WRITTEN INSTRUCTION 1
In the passage below, what got caught on the door handle when the writer jumped out of the window?

PASSAGE SHOWN
++++

First my body broke.
The trip had started off magically with elephants swimming in the lake. Not waddling or doing that thing us girls do, politely bobbing, heads afloat to keep our hair dry. No. These elephants were submerged, frolicking, clambering on top of one another and then sploshing back into the water. Hell, they were practically doing breast stroke. I could hear Richard Attenborough’s commentary skipping the surface of the lake. A whimsical, cheeky scene in the way only Mother Nature can get away with. Something I have always wanted to see.
‘Now I can die a happy woman’, I tossed my head in abandon and declared with sufficient drama for the moment.
Famous last words.
Do not utter words like this so recklessly, my friends. As I learned, the Universe has its ears constantly pricked.
Things proceeded swiftly downhill from there.
Fast forward through African book cover worthy sunset to the night game drive. That is when things started going terribly wrong. The 1940’s Land Rover we were in started smoking; not innocuous wimpy wisps of light smoke. No. Thick, black ominous clouds of smoke, followed by sparks and flames…I swear!
The driver yelled that the car was about to catch fire.
Images of 90’s action movies with cars bursting spontaneously into a bright orange blaze rushed through my mind, and I did what any normal human being would do.
I jumped! Out of the window.
I hear you ask, but Aleya, why didn’t you calmly open the door and step out?
I DON’T KNOW! At the time, it seemed to be most sensible thing to do. Suffice to say, I am not the chick you want making decisions when shit hits the fan.
As I jumped out the window, my trousers got caught on the door handle, and my body was suspended upside down, hanging by my trousers, before I slithered to the ground.
Remember. The car is still catching fire!
So I crawled on the ground as far as I could, before realising my knee cap had done a disappearing act. It was no longer where it used to be. It was now poking out several inches to the left of where it normally sits.

++++

(Stored data entries)
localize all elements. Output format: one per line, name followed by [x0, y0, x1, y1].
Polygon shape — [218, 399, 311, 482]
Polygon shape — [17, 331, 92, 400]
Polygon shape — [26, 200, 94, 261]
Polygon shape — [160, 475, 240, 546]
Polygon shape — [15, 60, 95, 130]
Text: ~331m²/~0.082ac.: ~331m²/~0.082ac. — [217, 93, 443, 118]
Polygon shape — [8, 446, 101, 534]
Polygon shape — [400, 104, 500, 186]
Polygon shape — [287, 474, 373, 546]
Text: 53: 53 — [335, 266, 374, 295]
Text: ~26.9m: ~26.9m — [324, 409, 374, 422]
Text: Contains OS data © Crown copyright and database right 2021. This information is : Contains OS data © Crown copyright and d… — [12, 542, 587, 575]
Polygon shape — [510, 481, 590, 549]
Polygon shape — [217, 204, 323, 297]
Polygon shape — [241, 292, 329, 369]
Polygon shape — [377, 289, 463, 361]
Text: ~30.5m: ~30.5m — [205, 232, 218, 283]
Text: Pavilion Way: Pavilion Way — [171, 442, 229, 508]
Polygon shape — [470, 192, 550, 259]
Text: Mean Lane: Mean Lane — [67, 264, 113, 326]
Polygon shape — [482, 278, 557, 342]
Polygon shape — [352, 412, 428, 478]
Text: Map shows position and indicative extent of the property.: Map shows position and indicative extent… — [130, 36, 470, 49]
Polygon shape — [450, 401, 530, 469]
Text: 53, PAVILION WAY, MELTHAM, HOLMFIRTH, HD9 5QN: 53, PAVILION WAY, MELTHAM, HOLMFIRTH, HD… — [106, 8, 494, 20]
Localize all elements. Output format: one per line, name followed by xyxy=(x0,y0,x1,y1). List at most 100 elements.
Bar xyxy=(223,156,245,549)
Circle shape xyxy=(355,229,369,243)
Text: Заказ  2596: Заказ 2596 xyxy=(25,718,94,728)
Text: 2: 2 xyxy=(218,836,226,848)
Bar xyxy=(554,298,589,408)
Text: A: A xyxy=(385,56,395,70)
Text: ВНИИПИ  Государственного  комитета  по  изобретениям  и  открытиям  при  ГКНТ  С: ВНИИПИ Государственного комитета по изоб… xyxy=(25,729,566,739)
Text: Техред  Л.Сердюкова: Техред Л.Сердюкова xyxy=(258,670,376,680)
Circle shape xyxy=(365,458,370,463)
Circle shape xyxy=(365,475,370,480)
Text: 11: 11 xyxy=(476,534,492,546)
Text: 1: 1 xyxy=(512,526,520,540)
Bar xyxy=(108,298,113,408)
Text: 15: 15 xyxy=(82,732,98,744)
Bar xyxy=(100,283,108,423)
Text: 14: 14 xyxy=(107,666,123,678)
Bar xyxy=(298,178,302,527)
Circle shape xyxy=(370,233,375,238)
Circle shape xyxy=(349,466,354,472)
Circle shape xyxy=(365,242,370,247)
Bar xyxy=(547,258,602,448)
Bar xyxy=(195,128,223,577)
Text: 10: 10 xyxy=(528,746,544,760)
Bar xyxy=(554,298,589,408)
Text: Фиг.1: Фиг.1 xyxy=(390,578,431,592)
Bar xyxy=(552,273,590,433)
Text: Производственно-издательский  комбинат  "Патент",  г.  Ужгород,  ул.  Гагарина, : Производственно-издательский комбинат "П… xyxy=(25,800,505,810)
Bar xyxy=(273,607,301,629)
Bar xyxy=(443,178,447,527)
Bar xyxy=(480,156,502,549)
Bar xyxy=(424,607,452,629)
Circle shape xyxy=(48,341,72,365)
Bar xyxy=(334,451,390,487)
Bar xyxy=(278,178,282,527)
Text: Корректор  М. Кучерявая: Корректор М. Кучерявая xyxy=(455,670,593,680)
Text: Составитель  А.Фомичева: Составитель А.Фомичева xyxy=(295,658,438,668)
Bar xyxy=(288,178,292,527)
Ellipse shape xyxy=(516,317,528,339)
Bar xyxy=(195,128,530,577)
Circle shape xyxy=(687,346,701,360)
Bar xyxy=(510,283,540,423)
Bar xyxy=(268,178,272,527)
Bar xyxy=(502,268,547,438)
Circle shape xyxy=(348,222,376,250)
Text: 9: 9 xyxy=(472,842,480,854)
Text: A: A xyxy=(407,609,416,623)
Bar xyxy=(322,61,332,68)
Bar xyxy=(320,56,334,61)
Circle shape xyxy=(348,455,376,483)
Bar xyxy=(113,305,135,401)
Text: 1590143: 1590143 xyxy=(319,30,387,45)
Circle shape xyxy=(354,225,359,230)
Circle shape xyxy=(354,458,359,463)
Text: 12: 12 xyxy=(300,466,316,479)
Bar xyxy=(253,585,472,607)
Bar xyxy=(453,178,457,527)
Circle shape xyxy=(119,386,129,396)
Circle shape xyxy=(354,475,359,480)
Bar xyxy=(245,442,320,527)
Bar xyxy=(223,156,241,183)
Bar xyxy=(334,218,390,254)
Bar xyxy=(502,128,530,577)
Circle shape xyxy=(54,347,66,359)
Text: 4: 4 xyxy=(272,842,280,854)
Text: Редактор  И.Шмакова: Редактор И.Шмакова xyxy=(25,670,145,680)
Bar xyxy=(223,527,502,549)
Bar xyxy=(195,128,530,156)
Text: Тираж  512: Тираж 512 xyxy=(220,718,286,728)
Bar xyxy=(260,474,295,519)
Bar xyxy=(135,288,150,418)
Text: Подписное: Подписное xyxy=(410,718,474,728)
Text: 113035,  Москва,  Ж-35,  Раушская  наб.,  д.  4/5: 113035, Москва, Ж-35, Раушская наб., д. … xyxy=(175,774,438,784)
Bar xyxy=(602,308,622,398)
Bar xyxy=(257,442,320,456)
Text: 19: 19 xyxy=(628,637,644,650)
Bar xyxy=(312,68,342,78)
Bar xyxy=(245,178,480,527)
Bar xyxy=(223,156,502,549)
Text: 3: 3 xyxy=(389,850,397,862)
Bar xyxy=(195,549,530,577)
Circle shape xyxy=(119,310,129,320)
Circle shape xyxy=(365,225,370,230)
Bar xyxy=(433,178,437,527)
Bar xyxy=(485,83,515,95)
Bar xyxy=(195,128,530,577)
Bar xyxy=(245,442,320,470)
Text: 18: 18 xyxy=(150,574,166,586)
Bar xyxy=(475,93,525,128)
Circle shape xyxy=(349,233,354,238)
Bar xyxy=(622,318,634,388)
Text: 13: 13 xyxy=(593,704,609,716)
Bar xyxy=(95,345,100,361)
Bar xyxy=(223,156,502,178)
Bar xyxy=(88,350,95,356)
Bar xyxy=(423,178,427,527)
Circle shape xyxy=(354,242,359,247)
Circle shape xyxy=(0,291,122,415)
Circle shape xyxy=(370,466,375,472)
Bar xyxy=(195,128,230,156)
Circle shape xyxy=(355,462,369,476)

++++

WRITTEN INSTRUCTION 2
Print the rows above, from the start of the rows up to and including the line with "Polygon shape — [15, 60, 95, 130]".

COMPLETE RESPONSE 1
The writer's trousers.

COMPLETE RESPONSE 2
localize all elements. Output format: one per line, name followed by [x0, y0, x1, y1].
Polygon shape — [218, 399, 311, 482]
Polygon shape — [17, 331, 92, 400]
Polygon shape — [26, 200, 94, 261]
Polygon shape — [160, 475, 240, 546]
Polygon shape — [15, 60, 95, 130]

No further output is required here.